## Exercise
Gather all lines in the data that hold the string "location".

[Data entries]
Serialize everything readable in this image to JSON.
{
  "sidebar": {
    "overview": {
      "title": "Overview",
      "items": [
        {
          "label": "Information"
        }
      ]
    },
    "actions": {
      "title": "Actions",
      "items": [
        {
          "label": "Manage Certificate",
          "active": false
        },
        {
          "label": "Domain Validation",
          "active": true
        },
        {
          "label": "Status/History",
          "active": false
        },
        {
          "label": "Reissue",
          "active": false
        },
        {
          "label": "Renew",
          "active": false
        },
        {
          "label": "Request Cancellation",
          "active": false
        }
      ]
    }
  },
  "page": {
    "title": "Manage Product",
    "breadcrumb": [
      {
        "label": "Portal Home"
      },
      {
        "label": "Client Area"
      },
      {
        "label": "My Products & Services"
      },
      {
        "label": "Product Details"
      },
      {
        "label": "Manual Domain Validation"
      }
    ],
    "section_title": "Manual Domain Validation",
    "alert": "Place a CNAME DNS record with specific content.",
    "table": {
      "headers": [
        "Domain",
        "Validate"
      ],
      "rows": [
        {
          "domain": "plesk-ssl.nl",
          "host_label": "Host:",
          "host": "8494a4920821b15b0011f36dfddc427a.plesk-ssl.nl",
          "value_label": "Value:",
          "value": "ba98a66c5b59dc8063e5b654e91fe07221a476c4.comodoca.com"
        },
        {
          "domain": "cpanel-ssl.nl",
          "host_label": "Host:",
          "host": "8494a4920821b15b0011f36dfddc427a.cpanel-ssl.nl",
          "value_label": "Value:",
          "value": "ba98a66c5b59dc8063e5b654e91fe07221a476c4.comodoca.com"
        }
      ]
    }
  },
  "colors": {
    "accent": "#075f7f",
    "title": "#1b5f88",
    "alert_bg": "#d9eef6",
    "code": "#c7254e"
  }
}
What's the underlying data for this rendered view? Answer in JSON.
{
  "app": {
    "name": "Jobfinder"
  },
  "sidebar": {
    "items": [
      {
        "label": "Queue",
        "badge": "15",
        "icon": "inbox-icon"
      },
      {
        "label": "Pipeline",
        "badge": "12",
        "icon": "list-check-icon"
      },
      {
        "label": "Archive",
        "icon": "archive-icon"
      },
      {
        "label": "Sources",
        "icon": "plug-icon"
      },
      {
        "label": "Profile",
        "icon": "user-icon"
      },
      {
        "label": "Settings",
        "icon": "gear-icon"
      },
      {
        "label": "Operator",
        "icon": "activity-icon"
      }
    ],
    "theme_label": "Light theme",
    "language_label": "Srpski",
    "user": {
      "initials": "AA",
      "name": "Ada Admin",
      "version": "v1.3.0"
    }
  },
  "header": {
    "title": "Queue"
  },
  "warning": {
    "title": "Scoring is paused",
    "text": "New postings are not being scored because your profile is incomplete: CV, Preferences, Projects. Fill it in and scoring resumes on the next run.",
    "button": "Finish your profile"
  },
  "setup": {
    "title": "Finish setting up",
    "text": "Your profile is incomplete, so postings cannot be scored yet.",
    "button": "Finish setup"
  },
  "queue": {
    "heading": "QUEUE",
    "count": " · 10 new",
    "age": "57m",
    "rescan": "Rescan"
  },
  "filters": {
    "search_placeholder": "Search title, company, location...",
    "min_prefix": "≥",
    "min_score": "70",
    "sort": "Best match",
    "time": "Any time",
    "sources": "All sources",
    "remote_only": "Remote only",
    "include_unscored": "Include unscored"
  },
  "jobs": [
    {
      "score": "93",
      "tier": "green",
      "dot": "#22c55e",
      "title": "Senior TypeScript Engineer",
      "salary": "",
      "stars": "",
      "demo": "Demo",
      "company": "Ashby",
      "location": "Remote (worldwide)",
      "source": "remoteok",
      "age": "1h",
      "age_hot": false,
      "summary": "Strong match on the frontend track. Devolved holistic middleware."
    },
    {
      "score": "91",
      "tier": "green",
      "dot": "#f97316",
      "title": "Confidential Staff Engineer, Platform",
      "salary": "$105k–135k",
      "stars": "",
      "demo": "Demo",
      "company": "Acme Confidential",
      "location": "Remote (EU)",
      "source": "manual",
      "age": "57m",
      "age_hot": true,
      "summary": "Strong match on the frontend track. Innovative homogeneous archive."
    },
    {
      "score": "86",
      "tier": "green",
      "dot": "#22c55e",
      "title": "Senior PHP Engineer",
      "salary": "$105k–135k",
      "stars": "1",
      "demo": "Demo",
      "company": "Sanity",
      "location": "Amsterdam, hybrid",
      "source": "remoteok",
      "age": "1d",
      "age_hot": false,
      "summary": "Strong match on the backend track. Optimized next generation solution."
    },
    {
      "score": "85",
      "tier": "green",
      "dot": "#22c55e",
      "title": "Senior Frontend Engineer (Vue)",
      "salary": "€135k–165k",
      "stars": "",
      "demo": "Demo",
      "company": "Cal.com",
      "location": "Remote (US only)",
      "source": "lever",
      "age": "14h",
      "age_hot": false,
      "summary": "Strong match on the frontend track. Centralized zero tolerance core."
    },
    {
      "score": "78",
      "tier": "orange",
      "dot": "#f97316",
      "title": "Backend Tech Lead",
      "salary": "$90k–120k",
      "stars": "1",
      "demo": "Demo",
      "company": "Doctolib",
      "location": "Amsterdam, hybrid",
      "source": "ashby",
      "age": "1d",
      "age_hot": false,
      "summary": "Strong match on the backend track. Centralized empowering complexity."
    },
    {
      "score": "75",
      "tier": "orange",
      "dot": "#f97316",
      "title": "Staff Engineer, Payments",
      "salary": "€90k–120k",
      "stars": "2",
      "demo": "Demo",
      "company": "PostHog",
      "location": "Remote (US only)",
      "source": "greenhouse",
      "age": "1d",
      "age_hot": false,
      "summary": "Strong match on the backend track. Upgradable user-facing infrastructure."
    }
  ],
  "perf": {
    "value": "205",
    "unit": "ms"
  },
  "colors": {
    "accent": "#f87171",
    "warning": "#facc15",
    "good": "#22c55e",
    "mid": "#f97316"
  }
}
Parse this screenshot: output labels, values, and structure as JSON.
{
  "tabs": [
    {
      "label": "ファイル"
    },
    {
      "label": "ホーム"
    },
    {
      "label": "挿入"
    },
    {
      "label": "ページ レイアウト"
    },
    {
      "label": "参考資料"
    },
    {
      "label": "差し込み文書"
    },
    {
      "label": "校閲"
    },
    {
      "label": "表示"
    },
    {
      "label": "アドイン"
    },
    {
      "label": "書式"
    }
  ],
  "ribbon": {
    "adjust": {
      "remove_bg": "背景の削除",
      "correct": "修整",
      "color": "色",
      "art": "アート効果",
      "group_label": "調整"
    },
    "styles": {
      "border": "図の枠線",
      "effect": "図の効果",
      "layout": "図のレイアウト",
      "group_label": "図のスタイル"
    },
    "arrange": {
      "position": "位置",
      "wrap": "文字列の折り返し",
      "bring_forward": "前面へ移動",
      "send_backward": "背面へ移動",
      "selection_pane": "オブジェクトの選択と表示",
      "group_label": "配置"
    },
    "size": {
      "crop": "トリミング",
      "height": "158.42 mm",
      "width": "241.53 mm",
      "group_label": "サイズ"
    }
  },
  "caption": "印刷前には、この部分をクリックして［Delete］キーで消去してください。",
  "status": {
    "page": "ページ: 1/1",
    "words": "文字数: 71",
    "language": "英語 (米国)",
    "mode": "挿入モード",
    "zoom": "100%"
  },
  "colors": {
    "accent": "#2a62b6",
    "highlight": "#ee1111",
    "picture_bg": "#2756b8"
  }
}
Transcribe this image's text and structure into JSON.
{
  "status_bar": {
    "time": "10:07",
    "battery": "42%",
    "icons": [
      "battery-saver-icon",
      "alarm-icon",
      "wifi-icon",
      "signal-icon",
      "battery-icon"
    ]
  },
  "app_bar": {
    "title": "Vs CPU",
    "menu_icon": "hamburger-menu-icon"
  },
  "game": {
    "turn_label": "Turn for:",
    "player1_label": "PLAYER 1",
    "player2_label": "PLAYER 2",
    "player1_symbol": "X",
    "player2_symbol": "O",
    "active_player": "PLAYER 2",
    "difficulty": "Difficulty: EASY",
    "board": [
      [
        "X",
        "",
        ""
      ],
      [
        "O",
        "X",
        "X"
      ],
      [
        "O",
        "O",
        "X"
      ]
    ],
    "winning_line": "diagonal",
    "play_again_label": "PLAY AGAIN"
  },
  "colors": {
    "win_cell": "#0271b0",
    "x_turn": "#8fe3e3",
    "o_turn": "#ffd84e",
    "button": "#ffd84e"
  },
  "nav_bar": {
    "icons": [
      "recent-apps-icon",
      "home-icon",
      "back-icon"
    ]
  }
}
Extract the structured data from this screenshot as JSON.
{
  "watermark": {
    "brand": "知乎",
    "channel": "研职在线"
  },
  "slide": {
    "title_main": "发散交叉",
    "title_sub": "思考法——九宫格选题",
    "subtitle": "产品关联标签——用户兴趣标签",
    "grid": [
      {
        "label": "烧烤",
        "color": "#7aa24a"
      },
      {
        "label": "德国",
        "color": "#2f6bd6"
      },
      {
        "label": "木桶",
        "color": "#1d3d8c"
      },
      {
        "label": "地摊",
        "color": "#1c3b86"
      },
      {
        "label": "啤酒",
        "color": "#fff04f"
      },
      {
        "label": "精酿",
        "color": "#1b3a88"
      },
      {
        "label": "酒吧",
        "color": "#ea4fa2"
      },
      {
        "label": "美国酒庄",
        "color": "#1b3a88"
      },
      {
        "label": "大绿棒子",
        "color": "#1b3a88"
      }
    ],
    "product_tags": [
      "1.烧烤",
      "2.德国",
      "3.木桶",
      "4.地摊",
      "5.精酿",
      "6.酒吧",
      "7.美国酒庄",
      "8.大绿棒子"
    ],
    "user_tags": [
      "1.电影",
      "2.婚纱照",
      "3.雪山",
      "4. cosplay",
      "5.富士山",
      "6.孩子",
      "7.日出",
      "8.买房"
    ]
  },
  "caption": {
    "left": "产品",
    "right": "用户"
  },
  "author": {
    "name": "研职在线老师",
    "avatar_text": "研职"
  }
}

## Response below
    "search_placeholder": "Search title, company, location...",
      "location": "Remote (worldwide)",
      "location": "Remote (EU)",
      "location": "Amsterdam, hybrid",
      "location": "Remote (US only)",
      "location": "Amsterdam, hybrid",
      "location": "Remote (US only)",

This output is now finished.